#### WORK TO COMPLETE:
Reproduce every row below verbatim, leaving out the picture.

#### RECORD EXCERPTS:

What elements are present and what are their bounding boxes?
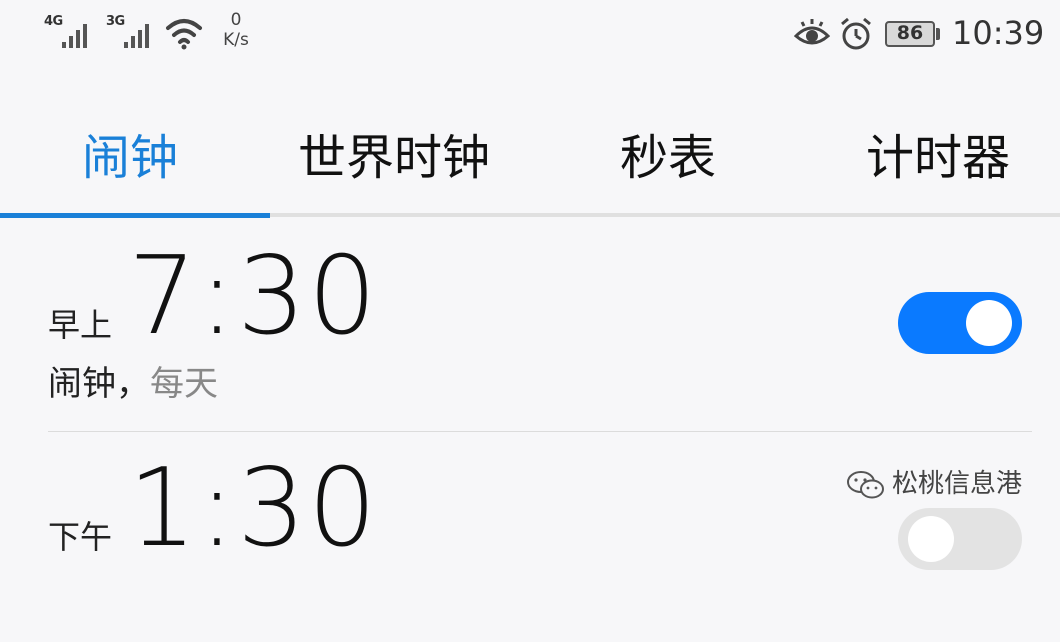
alarm-separator: ， — [116, 364, 150, 404]
alarm-item[interactable]: 早上 7:30 闹钟，每天 — [0, 222, 1060, 432]
toggle-knob — [908, 516, 954, 562]
network-speed: 0 K/s — [214, 10, 258, 50]
tab-alarm[interactable]: 闹钟 — [82, 118, 178, 188]
alarm-toggle[interactable] — [898, 292, 1022, 354]
watermark-text: 松桃信息港 — [892, 469, 1023, 499]
alarm-repeat: 每天 — [150, 364, 218, 404]
alarm-time: 1:30 — [128, 446, 379, 571]
wifi-icon — [166, 19, 202, 50]
tab-world-clock[interactable]: 世界时钟 — [298, 118, 490, 188]
signal-icon — [62, 24, 87, 48]
network-speed-unit: K/s — [223, 30, 249, 50]
toggle-knob — [966, 300, 1012, 346]
watermark: 松桃信息港 — [846, 463, 1022, 501]
eye-comfort-icon — [794, 19, 830, 45]
status-time: 10:39 — [952, 14, 1045, 52]
alarm-period: 下午 — [48, 518, 113, 556]
alarm-clock-icon — [841, 17, 871, 50]
alarm-toggle[interactable] — [898, 508, 1022, 570]
signal-icon — [124, 24, 149, 48]
tab-bar: 闹钟 世界时钟 秒表 计时器 — [0, 100, 1060, 220]
alarm-time: 7:30 — [128, 234, 379, 359]
wechat-icon — [847, 470, 884, 498]
battery-cap — [936, 28, 940, 40]
network-speed-value: 0 — [230, 10, 242, 30]
tab-active-indicator — [0, 213, 270, 218]
battery-level: 86 — [896, 22, 924, 44]
tab-timer[interactable]: 计时器 — [866, 118, 1010, 188]
alarm-subtitle: 闹钟，每天 — [48, 356, 218, 405]
status-bar: 4G 3G 0 K/s 86 10:39 — [0, 0, 1060, 72]
alarm-period: 早上 — [48, 306, 113, 344]
battery-icon: 86 — [885, 21, 935, 47]
alarm-label: 闹钟 — [48, 364, 116, 404]
tab-stopwatch[interactable]: 秒表 — [620, 118, 716, 188]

#### EXERCISE RESULT:
What elements are present and what are their bounding boxes?
alarm-separator: ， — [116, 364, 150, 404]
alarm-item[interactable]: 早上 7:30 闹钟，每天 — [0, 222, 1060, 432]
toggle-knob — [908, 516, 954, 562]
network-speed: 0 K/s — [214, 10, 258, 50]
tab-alarm[interactable]: 闹钟 — [82, 118, 178, 188]
alarm-toggle[interactable] — [898, 292, 1022, 354]
watermark-text: 松桃信息港 — [892, 469, 1023, 499]
alarm-repeat: 每天 — [150, 364, 218, 404]
alarm-time: 1:30 — [128, 446, 379, 571]
wifi-icon — [166, 19, 202, 50]
tab-world-clock[interactable]: 世界时钟 — [298, 118, 490, 188]
signal-icon — [62, 24, 87, 48]
network-speed-unit: K/s — [223, 30, 249, 50]
toggle-knob — [966, 300, 1012, 346]
watermark: 松桃信息港 — [846, 463, 1022, 501]
eye-comfort-icon — [794, 19, 830, 45]
status-time: 10:39 — [952, 14, 1045, 52]
alarm-period: 下午 — [48, 518, 113, 556]
alarm-clock-icon — [841, 17, 871, 50]
alarm-toggle[interactable] — [898, 508, 1022, 570]
signal-icon — [124, 24, 149, 48]
tab-bar: 闹钟 世界时钟 秒表 计时器 — [0, 100, 1060, 220]
alarm-time: 7:30 — [128, 234, 379, 359]
wechat-icon — [847, 470, 884, 498]
battery-cap — [936, 28, 940, 40]
network-speed-value: 0 — [230, 10, 242, 30]
tab-active-indicator — [0, 213, 270, 218]
battery-level: 86 — [896, 22, 924, 44]
tab-timer[interactable]: 计时器 — [866, 118, 1010, 188]
alarm-subtitle: 闹钟，每天 — [48, 356, 218, 405]
status-bar: 4G 3G 0 K/s 86 10:39 — [0, 0, 1060, 72]
alarm-period: 早上 — [48, 306, 113, 344]
battery-icon: 86 — [885, 21, 935, 47]
alarm-label: 闹钟 — [48, 364, 116, 404]
tab-stopwatch[interactable]: 秒表 — [620, 118, 716, 188]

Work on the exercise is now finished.